Structured figure records
________________________________________

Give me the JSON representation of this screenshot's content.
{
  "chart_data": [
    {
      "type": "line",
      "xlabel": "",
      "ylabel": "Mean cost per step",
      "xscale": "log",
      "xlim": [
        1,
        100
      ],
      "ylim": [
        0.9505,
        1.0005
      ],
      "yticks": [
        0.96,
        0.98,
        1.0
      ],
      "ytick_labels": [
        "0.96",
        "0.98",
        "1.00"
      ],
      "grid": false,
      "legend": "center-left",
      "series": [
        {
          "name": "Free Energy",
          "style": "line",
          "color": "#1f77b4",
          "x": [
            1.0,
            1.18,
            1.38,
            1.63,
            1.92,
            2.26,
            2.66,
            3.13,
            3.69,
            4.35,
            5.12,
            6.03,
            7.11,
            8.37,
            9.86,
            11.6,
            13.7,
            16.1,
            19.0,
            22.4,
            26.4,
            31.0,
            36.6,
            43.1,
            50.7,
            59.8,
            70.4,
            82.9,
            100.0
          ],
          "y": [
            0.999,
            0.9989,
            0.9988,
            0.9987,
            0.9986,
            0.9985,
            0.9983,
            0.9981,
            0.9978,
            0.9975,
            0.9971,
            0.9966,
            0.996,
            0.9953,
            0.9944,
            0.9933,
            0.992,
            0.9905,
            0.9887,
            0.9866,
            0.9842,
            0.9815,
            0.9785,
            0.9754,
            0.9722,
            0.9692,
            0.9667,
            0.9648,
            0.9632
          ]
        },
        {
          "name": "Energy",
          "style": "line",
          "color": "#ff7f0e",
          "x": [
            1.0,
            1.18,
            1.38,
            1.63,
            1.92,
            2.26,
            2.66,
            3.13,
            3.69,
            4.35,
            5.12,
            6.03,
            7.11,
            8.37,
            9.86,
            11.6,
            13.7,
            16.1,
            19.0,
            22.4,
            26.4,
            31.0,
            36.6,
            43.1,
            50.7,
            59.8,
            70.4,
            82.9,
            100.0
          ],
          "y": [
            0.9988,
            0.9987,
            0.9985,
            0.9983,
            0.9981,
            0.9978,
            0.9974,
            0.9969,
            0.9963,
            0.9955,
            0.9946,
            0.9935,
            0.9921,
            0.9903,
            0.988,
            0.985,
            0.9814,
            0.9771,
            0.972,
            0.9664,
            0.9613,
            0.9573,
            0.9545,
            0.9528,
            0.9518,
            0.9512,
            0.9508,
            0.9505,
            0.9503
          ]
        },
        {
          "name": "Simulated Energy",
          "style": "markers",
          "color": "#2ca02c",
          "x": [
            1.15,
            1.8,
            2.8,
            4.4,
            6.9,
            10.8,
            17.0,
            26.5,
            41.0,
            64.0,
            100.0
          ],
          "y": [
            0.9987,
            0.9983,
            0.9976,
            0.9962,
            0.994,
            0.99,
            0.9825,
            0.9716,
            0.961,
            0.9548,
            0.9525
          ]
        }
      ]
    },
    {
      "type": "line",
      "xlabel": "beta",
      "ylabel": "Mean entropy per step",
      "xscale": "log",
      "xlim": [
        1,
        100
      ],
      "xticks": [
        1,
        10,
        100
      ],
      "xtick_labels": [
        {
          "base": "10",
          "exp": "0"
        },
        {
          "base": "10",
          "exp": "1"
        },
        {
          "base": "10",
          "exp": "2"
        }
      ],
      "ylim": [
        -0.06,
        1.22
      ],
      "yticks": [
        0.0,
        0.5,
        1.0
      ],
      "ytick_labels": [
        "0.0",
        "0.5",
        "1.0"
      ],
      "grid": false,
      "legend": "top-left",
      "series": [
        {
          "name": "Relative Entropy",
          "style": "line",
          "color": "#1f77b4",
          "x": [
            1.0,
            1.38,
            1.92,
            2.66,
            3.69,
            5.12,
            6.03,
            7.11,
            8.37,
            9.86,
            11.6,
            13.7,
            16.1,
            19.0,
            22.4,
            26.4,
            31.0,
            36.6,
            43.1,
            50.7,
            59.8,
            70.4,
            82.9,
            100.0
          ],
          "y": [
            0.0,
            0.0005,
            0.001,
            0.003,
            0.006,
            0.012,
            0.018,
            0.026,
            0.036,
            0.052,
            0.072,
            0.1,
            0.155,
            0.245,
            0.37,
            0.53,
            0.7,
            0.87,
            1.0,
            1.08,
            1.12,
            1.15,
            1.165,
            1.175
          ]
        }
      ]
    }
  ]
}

________________________________________

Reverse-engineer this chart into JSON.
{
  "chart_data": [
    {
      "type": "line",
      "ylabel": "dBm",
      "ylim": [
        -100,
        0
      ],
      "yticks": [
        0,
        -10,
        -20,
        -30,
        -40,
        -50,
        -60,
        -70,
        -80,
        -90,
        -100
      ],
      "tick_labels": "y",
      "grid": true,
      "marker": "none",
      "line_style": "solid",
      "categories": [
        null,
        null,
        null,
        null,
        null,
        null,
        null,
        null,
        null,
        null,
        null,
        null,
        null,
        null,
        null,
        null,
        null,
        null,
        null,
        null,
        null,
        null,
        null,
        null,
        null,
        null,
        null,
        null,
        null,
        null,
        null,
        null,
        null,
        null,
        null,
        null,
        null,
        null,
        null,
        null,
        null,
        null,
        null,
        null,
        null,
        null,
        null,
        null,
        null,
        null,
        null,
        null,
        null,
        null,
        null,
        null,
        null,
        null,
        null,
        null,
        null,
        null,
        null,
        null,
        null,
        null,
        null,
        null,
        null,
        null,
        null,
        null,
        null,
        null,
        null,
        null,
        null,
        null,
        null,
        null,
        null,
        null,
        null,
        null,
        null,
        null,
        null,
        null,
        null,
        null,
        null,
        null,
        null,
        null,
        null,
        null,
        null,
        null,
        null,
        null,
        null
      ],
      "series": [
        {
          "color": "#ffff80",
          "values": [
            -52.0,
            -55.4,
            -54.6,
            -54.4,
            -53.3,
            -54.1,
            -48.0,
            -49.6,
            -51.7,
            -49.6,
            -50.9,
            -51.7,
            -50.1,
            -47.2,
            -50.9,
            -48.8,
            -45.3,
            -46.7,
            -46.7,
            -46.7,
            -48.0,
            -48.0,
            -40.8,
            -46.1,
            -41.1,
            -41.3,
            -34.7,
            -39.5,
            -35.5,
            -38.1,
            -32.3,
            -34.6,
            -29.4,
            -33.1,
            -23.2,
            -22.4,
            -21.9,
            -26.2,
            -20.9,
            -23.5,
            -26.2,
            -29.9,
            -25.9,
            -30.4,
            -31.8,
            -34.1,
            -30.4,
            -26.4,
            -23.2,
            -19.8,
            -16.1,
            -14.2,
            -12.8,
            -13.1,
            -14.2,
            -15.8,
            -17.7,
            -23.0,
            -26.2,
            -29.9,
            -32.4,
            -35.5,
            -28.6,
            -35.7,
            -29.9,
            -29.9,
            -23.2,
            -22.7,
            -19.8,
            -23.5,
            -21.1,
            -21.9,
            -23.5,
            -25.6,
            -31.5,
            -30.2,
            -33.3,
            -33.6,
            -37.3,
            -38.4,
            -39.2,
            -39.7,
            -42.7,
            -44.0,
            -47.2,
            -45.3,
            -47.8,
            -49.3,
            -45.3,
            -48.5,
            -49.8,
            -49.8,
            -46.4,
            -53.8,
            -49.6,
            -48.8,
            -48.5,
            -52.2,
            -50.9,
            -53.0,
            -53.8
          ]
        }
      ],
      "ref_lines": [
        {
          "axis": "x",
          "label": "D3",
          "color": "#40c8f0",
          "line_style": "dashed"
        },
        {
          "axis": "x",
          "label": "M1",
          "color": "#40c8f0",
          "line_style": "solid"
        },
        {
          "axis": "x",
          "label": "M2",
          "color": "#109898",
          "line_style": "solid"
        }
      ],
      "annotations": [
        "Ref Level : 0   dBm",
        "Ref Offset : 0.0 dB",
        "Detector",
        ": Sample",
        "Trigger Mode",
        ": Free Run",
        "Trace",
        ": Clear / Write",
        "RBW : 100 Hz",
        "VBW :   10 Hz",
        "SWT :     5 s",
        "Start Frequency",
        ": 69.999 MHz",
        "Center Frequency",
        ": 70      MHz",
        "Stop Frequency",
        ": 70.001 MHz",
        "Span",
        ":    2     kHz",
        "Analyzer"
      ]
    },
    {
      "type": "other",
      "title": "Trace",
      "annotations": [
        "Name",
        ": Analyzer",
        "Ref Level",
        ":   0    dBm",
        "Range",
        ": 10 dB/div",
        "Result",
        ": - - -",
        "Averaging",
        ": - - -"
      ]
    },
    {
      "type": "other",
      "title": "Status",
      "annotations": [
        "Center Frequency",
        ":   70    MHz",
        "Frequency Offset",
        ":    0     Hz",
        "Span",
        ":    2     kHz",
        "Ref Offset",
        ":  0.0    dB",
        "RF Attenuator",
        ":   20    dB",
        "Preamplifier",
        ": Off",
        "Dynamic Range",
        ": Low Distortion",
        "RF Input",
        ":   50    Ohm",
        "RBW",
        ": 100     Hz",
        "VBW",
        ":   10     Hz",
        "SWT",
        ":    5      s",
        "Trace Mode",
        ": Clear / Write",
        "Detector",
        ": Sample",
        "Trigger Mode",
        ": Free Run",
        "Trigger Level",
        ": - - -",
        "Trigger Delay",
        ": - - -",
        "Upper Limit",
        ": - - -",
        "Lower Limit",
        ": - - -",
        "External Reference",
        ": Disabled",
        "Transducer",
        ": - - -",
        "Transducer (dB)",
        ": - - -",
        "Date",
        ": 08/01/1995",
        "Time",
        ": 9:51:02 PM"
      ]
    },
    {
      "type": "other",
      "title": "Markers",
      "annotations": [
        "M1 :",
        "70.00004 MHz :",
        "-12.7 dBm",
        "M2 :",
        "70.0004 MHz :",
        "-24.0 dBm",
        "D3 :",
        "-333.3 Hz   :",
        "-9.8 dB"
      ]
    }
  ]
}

________________________________________

* Set exercise
Scan the lines above for "title", then copy every one that has it.

* Correct response
      "title": "Trace",
      "title": "Status",
      "title": "Markers",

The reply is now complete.